Start of Listed records

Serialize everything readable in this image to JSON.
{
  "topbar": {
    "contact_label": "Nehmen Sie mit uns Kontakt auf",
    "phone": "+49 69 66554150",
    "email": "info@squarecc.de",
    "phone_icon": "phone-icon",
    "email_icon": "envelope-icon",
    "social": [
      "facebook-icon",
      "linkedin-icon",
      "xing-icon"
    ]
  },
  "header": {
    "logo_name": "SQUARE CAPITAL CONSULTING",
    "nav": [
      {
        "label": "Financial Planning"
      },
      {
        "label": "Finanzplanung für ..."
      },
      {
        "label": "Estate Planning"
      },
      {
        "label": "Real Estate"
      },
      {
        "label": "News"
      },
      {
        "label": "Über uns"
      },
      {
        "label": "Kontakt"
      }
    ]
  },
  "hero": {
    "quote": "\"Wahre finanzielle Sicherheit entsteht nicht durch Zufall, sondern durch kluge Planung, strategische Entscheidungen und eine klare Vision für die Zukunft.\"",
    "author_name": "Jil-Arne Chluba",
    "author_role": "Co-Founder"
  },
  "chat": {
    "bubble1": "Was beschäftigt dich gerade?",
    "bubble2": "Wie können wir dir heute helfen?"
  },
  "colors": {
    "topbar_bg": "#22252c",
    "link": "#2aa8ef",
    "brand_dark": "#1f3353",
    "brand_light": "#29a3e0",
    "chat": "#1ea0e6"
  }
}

End of Listed records

Exercise goal → Pick out the lines above containing the word "Kontakt", then copy them.

Worked answer →
    "contact_label": "Nehmen Sie mit uns Kontakt auf",
        "label": "Kontakt"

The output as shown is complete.